"""

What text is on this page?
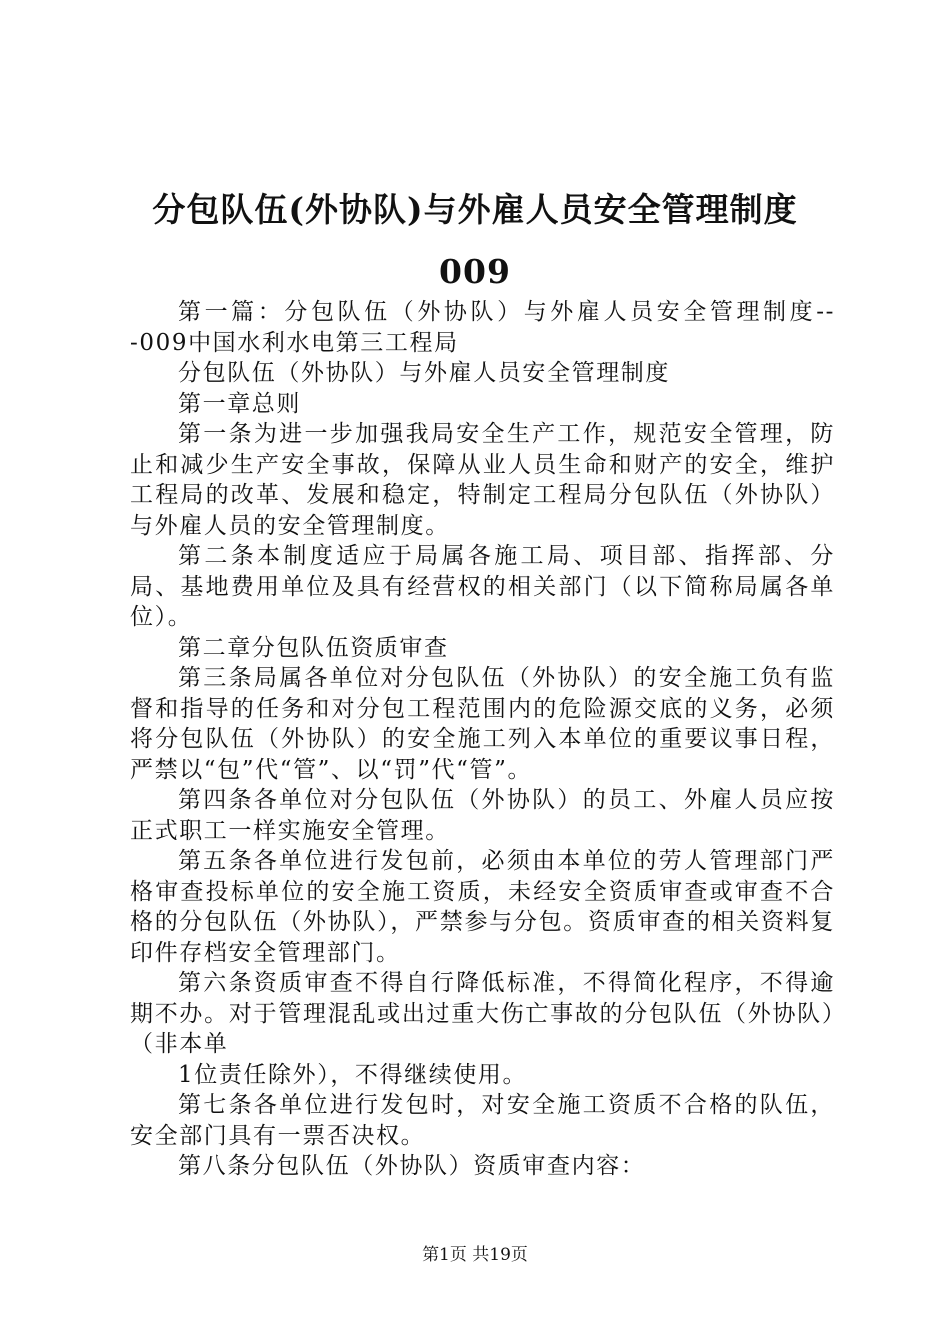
分包队伍(外协队)与外雇人员安全管理制度
009

第一篇：分包队伍（外协队）与外雇人员安全管理制度---009中国水利水电第三工程局

分包队伍（外协队）与外雇人员安全管理制度

第一章总则

第一条为进一步加强我局安全生产工作，规范安全管理，防止和减少生产安全事故，保障从业人员生命和财产的安全，维护工程局的改革、发展和稳定，特制定工程局分包队伍（外协队）与外雇人员的安全管理制度。

第二条本制度适应于局属各施工局、项目部、指挥部、分局、基地费用单位及具有经营权的相关部门（以下简称局属各单位）。

第二章分包队伍资质审查

第三条局属各单位对分包队伍（外协队）的安全施工负有监督和指导的任务和对分包工程范围内的危险源交底的义务，必须将分包队伍（外协队）的安全施工列入本单位的重要议事日程，严禁以“包”代“管”、以“罚”代“管”。

第四条各单位对分包队伍（外协队）的员工、外雇人员应按正式职工一样实施安全管理。

第五条各单位进行发包前，必须由本单位的劳人管理部门严格审查投标单位的安全施工资质，未经安全资质审查或审查不合格的分包队伍（外协队），严禁参与分包。资质审查的相关资料复印件存档安全管理部门。

第六条资质审查不得自行降低标准，不得简化程序，不得逾期不办。对于管理混乱或出过重大伤亡事故的分包队伍（外协队）（非本单

1位责任除外），不得继续使用。

第七条各单位进行发包时，对安全施工资质不合格的队伍，安全部门具有一票否决权。

第八条分包队伍（外协队）资质审查内容：

第1页 共19页
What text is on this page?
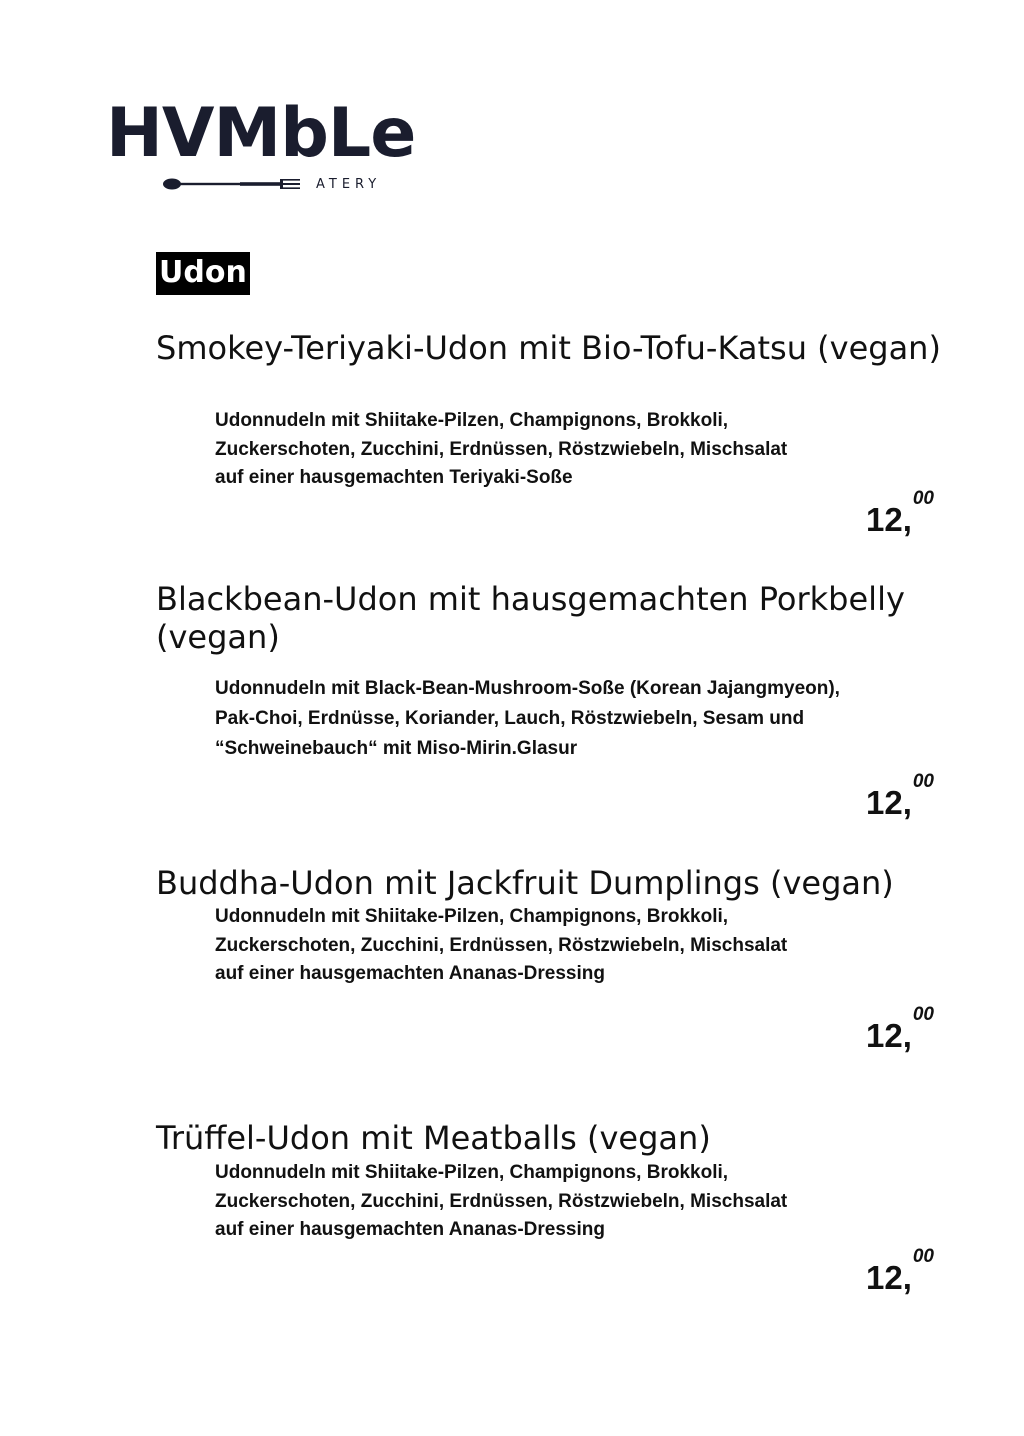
HVMbLe
ATERY
Udon
Smokey-Teriyaki-Udon mit Bio-Tofu-Katsu (vegan)
Udonnudeln mit Shiitake-Pilzen, Champignons, Brokkoli,
Zuckerschoten, Zucchini, Erdnüssen, Röstzwiebeln, Mischsalat
auf einer hausgemachten Teriyaki-Soße
12,00
Blackbean-Udon mit hausgemachten Porkbelly (vegan)
Udonnudeln mit Black-Bean-Mushroom-Soße (Korean Jajangmyeon),
Pak-Choi, Erdnüsse, Koriander, Lauch, Röstzwiebeln, Sesam und
“Schweinebauch“ mit Miso-Mirin.Glasur
12,00
Buddha-Udon mit Jackfruit Dumplings (vegan)
Udonnudeln mit Shiitake-Pilzen, Champignons, Brokkoli,
Zuckerschoten, Zucchini, Erdnüssen, Röstzwiebeln, Mischsalat
auf einer hausgemachten Ananas-Dressing
12,00
Trüffel-Udon mit Meatballs (vegan)
Udonnudeln mit Shiitake-Pilzen, Champignons, Brokkoli,
Zuckerschoten, Zucchini, Erdnüssen, Röstzwiebeln, Mischsalat
auf einer hausgemachten Ananas-Dressing
12,00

"""

● WRITTEN PROBLEM:
Identify every line above that includes the word "hausgemachten", and show those lines.

● ANSWER TO THE PROBLEM:
auf einer hausgemachten Teriyaki-Soße
Blackbean-Udon mit hausgemachten Porkbelly (vegan)
auf einer hausgemachten Ananas-Dressing
auf einer hausgemachten Ananas-Dressing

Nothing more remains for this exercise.